(Data entries)

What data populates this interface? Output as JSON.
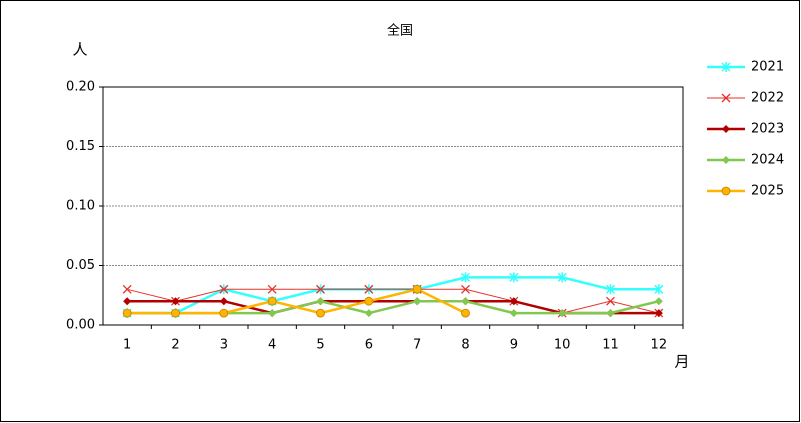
{
  "chart_data": {
    "type": "line",
    "title": "全国",
    "ylabel": "人",
    "xlabel": "月",
    "categories": [
      "1",
      "2",
      "3",
      "4",
      "5",
      "6",
      "7",
      "8",
      "9",
      "10",
      "11",
      "12"
    ],
    "series": [
      {
        "name": "2021",
        "color": "#33ffff",
        "marker": "asterisk",
        "line_width": 2.5,
        "values": [
          0.01,
          0.01,
          0.03,
          0.02,
          0.03,
          0.03,
          0.03,
          0.04,
          0.04,
          0.04,
          0.03,
          0.03
        ]
      },
      {
        "name": "2022",
        "color": "#e8312a",
        "marker": "cross",
        "line_width": 1,
        "values": [
          0.03,
          0.02,
          0.03,
          0.03,
          0.03,
          0.03,
          0.03,
          0.03,
          0.02,
          0.01,
          0.02,
          0.01
        ]
      },
      {
        "name": "2023",
        "color": "#b00000",
        "marker": "diamond",
        "line_width": 2.5,
        "values": [
          0.02,
          0.02,
          0.02,
          0.01,
          0.02,
          0.02,
          0.02,
          0.02,
          0.02,
          0.01,
          0.01,
          0.01
        ]
      },
      {
        "name": "2024",
        "color": "#80c850",
        "marker": "diamond",
        "line_width": 2.5,
        "values": [
          0.01,
          0.01,
          0.01,
          0.01,
          0.02,
          0.01,
          0.02,
          0.02,
          0.01,
          0.01,
          0.01,
          0.02
        ]
      },
      {
        "name": "2025",
        "color": "#ffb400",
        "marker": "circle",
        "line_width": 2.5,
        "values": [
          0.01,
          0.01,
          0.01,
          0.02,
          0.01,
          0.02,
          0.03,
          0.01,
          null,
          null,
          null,
          null
        ]
      }
    ],
    "ylim": [
      0,
      0.2
    ],
    "yticks": [
      {
        "value": 0,
        "label": "0.00"
      },
      {
        "value": 0.05,
        "label": "0.05"
      },
      {
        "value": 0.1,
        "label": "0.10"
      },
      {
        "value": 0.15,
        "label": "0.15"
      },
      {
        "value": 0.2,
        "label": "0.20"
      }
    ],
    "grid": true,
    "legend": "right"
  }
}
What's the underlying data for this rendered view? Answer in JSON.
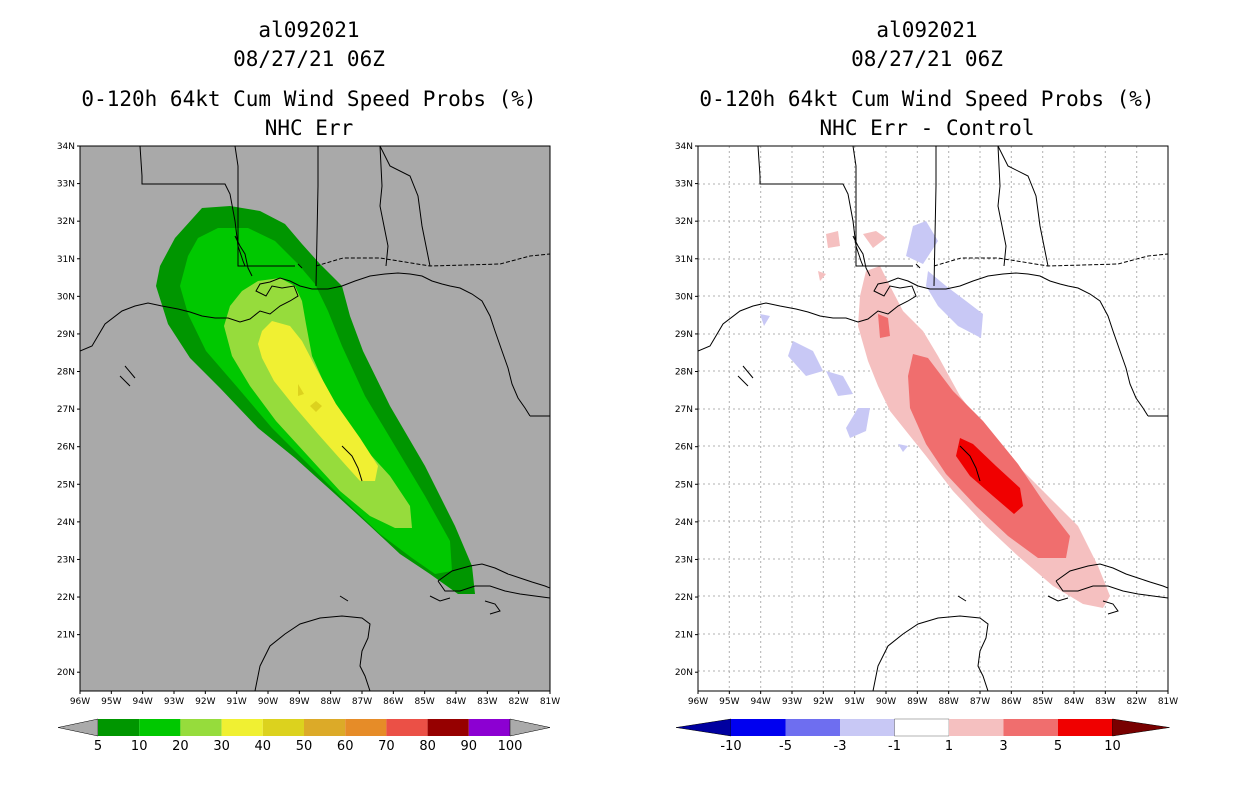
{
  "left_panel": {
    "header": {
      "storm_id": "al092021",
      "datetime": "08/27/21 06Z",
      "product": "0-120h 64kt Cum Wind Speed Probs (%)",
      "subtitle": "NHC Err"
    },
    "colorbar": {
      "labels": [
        "5",
        "10",
        "20",
        "30",
        "40",
        "50",
        "60",
        "70",
        "80",
        "90",
        "100"
      ],
      "colors": [
        "#009600",
        "#00c800",
        "#96dc3c",
        "#f0f032",
        "#dcd21e",
        "#dcaa28",
        "#e68c28",
        "#eb5046",
        "#960000",
        "#8c00d2",
        "#aaaaaa"
      ]
    },
    "colors": {
      "ocean_land": "#a9a9a9"
    }
  },
  "right_panel": {
    "header": {
      "storm_id": "al092021",
      "datetime": "08/27/21 06Z",
      "product": "0-120h 64kt Cum Wind Speed Probs (%)",
      "subtitle": "NHC Err - Control"
    },
    "colorbar": {
      "labels": [
        "-10",
        "-5",
        "-3",
        "-1",
        "1",
        "3",
        "5",
        "10"
      ],
      "colors": [
        "#0000a0",
        "#0000f0",
        "#6e6ef0",
        "#c8c8f5",
        "#ffffff",
        "#f5c0c0",
        "#f06e6e",
        "#f00000",
        "#780000"
      ]
    }
  },
  "axes": {
    "lat_labels": [
      "34N",
      "33N",
      "32N",
      "31N",
      "30N",
      "29N",
      "28N",
      "27N",
      "26N",
      "25N",
      "24N",
      "23N",
      "22N",
      "21N",
      "20N"
    ],
    "lon_labels": [
      "96W",
      "95W",
      "94W",
      "93W",
      "92W",
      "91W",
      "90W",
      "89W",
      "88W",
      "87W",
      "86W",
      "85W",
      "84W",
      "83W",
      "82W",
      "81W"
    ]
  }
}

» **Problem**: Word for word, quote the full listing, omitting every picture.

» **Solved exercise**:
What data populates this interface? Output as JSON.
{
  "chart_data": {
    "type": "line",
    "title": "全国",
    "ylabel": "人",
    "xlabel": "月",
    "categories": [
      "1",
      "2",
      "3",
      "4",
      "5",
      "6",
      "7",
      "8",
      "9",
      "10",
      "11",
      "12"
    ],
    "series": [
      {
        "name": "2021",
        "color": "#33ffff",
        "marker": "asterisk",
        "line_width": 2.5,
        "values": [
          0.01,
          0.01,
          0.03,
          0.02,
          0.03,
          0.03,
          0.03,
          0.04,
          0.04,
          0.04,
          0.03,
          0.03
        ]
      },
      {
        "name": "2022",
        "color": "#e8312a",
        "marker": "cross",
        "line_width": 1,
        "values": [
          0.03,
          0.02,
          0.03,
          0.03,
          0.03,
          0.03,
          0.03,
          0.03,
          0.02,
          0.01,
          0.02,
          0.01
        ]
      },
      {
        "name": "2023",
        "color": "#b00000",
        "marker": "diamond",
        "line_width": 2.5,
        "values": [
          0.02,
          0.02,
          0.02,
          0.01,
          0.02,
          0.02,
          0.02,
          0.02,
          0.02,
          0.01,
          0.01,
          0.01
        ]
      },
      {
        "name": "2024",
        "color": "#80c850",
        "marker": "diamond",
        "line_width": 2.5,
        "values": [
          0.01,
          0.01,
          0.01,
          0.01,
          0.02,
          0.01,
          0.02,
          0.02,
          0.01,
          0.01,
          0.01,
          0.02
        ]
      },
      {
        "name": "2025",
        "color": "#ffb400",
        "marker": "circle",
        "line_width": 2.5,
        "values": [
          0.01,
          0.01,
          0.01,
          0.02,
          0.01,
          0.02,
          0.03,
          0.01,
          null,
          null,
          null,
          null
        ]
      }
    ],
    "ylim": [
      0,
      0.2
    ],
    "yticks": [
      {
        "value": 0,
        "label": "0.00"
      },
      {
        "value": 0.05,
        "label": "0.05"
      },
      {
        "value": 0.1,
        "label": "0.10"
      },
      {
        "value": 0.15,
        "label": "0.15"
      },
      {
        "value": 0.2,
        "label": "0.20"
      }
    ],
    "grid": true,
    "legend": "right"
  }
}
What's the underlying data for this rendered view? Answer in JSON.
{
  "left_panel": {
    "header": {
      "storm_id": "al092021",
      "datetime": "08/27/21 06Z",
      "product": "0-120h 64kt Cum Wind Speed Probs (%)",
      "subtitle": "NHC Err"
    },
    "colorbar": {
      "labels": [
        "5",
        "10",
        "20",
        "30",
        "40",
        "50",
        "60",
        "70",
        "80",
        "90",
        "100"
      ],
      "colors": [
        "#009600",
        "#00c800",
        "#96dc3c",
        "#f0f032",
        "#dcd21e",
        "#dcaa28",
        "#e68c28",
        "#eb5046",
        "#960000",
        "#8c00d2",
        "#aaaaaa"
      ]
    },
    "colors": {
      "ocean_land": "#a9a9a9"
    }
  },
  "right_panel": {
    "header": {
      "storm_id": "al092021",
      "datetime": "08/27/21 06Z",
      "product": "0-120h 64kt Cum Wind Speed Probs (%)",
      "subtitle": "NHC Err - Control"
    },
    "colorbar": {
      "labels": [
        "-10",
        "-5",
        "-3",
        "-1",
        "1",
        "3",
        "5",
        "10"
      ],
      "colors": [
        "#0000a0",
        "#0000f0",
        "#6e6ef0",
        "#c8c8f5",
        "#ffffff",
        "#f5c0c0",
        "#f06e6e",
        "#f00000",
        "#780000"
      ]
    }
  },
  "axes": {
    "lat_labels": [
      "34N",
      "33N",
      "32N",
      "31N",
      "30N",
      "29N",
      "28N",
      "27N",
      "26N",
      "25N",
      "24N",
      "23N",
      "22N",
      "21N",
      "20N"
    ],
    "lon_labels": [
      "96W",
      "95W",
      "94W",
      "93W",
      "92W",
      "91W",
      "90W",
      "89W",
      "88W",
      "87W",
      "86W",
      "85W",
      "84W",
      "83W",
      "82W",
      "81W"
    ]
  }
}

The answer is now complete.